• WHAT IS NEEDED
Leaving out the pictures, please retype each record exactly.

──────── PROVIDED ENTRIES ────────

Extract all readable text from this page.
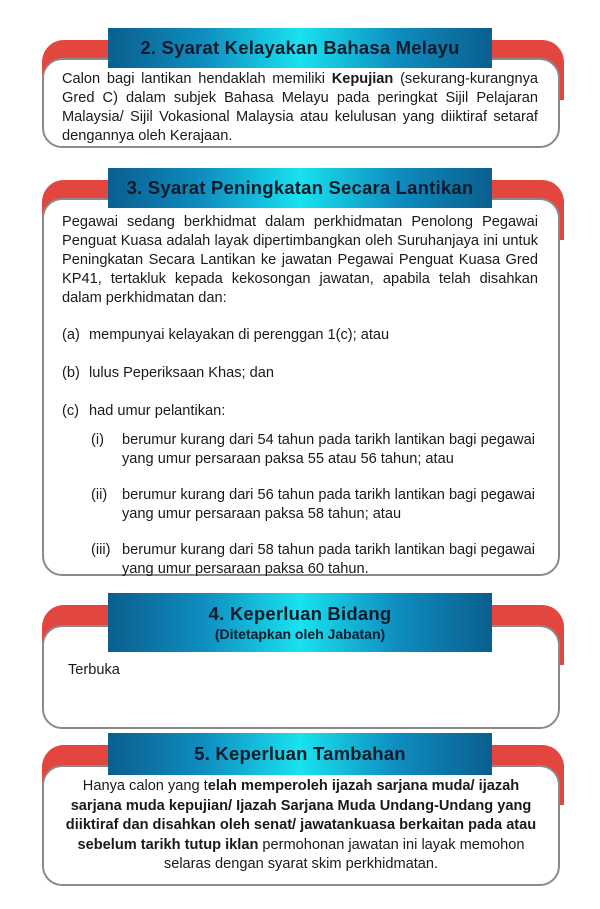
Calon bagi lantikan hendaklah memiliki Kepujian (sekurang-kurangnya Gred C) dalam subjek Bahasa Melayu pada peringkat Sijil Pelajaran Malaysia/ Sijil Vokasional Malaysia atau kelulusan yang diiktiraf setaraf dengannya oleh Kerajaan.
2. Syarat Kelayakan Bahasa Melayu
Pegawai sedang berkhidmat dalam perkhidmatan Penolong Pegawai Penguat Kuasa adalah layak dipertimbangkan oleh Suruhanjaya ini untuk Peningkatan Secara Lantikan ke jawatan Pegawai Penguat Kuasa Gred KP41, tertakluk kepada kekosongan jawatan, apabila telah disahkan dalam perkhidmatan dan:
(a) mempunyai kelayakan di perenggan 1(c); atau
(b) lulus Peperiksaan Khas; dan
(c) had umur pelantikan:
(i)	berumur kurang dari 54 tahun pada tarikh lantikan bagi pegawai yang umur persaraan paksa 55 atau 56 tahun; atau
(ii)	berumur kurang dari 56 tahun pada tarikh lantikan bagi pegawai yang umur persaraan paksa 58 tahun; atau
(iii) berumur kurang dari 58 tahun pada tarikh lantikan bagi pegawai yang umur persaraan paksa 60 tahun.
3. Syarat Peningkatan Secara Lantikan
Terbuka
4. Keperluan Bidang
(Ditetapkan oleh Jabatan)
Hanya calon yang telah memperoleh ijazah sarjana muda/ ijazah sarjana muda kepujian/ Ijazah Sarjana Muda Undang-Undang yang diiktiraf dan disahkan oleh senat/ jawatankuasa berkaitan pada atau sebelum tarikh tutup iklan permohonan jawatan ini layak memohon selaras dengan syarat skim perkhidmatan.
5. Keperluan Tambahan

────────

• TASK OUTPUT
Extract all readable text from this page.
Calon bagi lantikan hendaklah memiliki Kepujian (sekurang-kurangnya Gred C) dalam subjek Bahasa Melayu pada peringkat Sijil Pelajaran Malaysia/ Sijil Vokasional Malaysia atau kelulusan yang diiktiraf setaraf dengannya oleh Kerajaan.
2. Syarat Kelayakan Bahasa Melayu
Pegawai sedang berkhidmat dalam perkhidmatan Penolong Pegawai Penguat Kuasa adalah layak dipertimbangkan oleh Suruhanjaya ini untuk Peningkatan Secara Lantikan ke jawatan Pegawai Penguat Kuasa Gred KP41, tertakluk kepada kekosongan jawatan, apabila telah disahkan dalam perkhidmatan dan:
(a) mempunyai kelayakan di perenggan 1(c); atau
(b) lulus Peperiksaan Khas; dan
(c) had umur pelantikan:
(i)	berumur kurang dari 54 tahun pada tarikh lantikan bagi pegawai yang umur persaraan paksa 55 atau 56 tahun; atau
(ii)	berumur kurang dari 56 tahun pada tarikh lantikan bagi pegawai yang umur persaraan paksa 58 tahun; atau
(iii) berumur kurang dari 58 tahun pada tarikh lantikan bagi pegawai yang umur persaraan paksa 60 tahun.
3. Syarat Peningkatan Secara Lantikan
Terbuka
4. Keperluan Bidang
(Ditetapkan oleh Jabatan)
Hanya calon yang telah memperoleh ijazah sarjana muda/ ijazah sarjana muda kepujian/ Ijazah Sarjana Muda Undang-Undang yang diiktiraf dan disahkan oleh senat/ jawatankuasa berkaitan pada atau sebelum tarikh tutup iklan permohonan jawatan ini layak memohon selaras dengan syarat skim perkhidmatan.
5. Keperluan Tambahan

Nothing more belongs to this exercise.